■ To do
Using the data below, gather each line that includes the word "très".
↓↓↓
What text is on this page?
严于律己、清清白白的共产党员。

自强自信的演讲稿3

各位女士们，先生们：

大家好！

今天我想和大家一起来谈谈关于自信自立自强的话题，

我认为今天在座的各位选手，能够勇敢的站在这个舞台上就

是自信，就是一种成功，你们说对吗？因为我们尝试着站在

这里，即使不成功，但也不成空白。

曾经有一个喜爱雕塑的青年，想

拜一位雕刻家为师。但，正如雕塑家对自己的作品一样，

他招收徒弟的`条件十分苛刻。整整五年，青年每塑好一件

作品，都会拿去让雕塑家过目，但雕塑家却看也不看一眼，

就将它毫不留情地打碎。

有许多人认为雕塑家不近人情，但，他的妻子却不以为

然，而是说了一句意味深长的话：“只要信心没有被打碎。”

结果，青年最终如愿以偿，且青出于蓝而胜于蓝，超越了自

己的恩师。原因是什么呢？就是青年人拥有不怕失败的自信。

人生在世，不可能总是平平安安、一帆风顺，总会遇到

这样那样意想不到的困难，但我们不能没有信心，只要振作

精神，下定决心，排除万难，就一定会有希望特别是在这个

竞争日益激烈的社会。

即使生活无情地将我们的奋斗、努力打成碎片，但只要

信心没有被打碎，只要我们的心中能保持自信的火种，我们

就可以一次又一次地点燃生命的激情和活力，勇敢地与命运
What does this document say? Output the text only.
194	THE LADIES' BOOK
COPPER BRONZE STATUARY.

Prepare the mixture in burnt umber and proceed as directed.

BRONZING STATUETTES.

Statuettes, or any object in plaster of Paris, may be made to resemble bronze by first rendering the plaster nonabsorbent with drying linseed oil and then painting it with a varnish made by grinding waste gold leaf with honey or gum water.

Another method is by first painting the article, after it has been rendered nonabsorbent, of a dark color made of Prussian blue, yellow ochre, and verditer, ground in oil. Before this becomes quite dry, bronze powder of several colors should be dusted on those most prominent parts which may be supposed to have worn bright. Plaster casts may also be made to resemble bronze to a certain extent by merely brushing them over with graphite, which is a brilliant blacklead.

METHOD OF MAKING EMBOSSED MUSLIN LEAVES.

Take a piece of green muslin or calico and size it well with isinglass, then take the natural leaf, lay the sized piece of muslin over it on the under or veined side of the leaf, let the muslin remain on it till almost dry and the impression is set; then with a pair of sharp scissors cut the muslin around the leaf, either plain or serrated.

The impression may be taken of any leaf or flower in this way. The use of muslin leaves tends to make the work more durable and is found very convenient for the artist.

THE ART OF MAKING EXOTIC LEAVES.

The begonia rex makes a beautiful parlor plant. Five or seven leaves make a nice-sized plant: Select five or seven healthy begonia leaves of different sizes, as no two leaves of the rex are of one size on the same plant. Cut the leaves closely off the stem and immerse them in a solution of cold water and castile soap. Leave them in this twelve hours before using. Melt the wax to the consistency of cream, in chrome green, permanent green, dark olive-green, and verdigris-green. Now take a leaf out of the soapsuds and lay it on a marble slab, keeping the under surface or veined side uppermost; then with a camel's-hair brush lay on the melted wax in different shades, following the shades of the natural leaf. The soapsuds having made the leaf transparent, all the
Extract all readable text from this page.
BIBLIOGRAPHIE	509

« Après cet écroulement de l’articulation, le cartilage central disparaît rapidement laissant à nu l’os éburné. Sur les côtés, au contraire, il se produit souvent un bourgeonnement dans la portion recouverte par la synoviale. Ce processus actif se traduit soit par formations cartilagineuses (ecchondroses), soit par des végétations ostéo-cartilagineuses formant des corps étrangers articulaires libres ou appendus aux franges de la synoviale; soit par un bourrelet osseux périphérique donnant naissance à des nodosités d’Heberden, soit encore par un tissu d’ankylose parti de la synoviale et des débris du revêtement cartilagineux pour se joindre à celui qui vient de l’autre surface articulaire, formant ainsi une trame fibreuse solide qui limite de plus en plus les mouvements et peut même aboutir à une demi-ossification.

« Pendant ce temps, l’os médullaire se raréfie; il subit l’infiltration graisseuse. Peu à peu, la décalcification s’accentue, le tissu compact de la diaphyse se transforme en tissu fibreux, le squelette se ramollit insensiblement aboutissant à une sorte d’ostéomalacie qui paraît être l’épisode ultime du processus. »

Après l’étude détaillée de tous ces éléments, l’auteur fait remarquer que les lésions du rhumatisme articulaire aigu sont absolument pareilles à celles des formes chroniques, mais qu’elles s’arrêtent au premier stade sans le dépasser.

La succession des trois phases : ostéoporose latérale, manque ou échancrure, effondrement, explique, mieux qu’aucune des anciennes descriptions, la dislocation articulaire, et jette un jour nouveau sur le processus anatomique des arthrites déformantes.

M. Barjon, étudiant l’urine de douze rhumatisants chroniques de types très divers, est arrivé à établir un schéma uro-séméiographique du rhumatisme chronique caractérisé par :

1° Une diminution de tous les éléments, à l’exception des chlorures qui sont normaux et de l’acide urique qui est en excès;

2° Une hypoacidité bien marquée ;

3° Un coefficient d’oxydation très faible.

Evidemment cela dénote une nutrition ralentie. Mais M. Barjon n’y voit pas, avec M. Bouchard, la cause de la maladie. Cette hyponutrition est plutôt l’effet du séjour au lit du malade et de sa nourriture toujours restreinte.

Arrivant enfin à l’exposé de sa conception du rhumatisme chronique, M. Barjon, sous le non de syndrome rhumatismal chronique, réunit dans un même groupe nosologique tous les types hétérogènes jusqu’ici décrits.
↑↑↑
■ The result
M. Barjon, étudiant l’urine de douze rhumatisants chroniques de types très divers, est arrivé à établir un schéma uro-séméiographique du rhumatisme chronique caractérisé par :
3° Un coefficient d’oxydation très faible.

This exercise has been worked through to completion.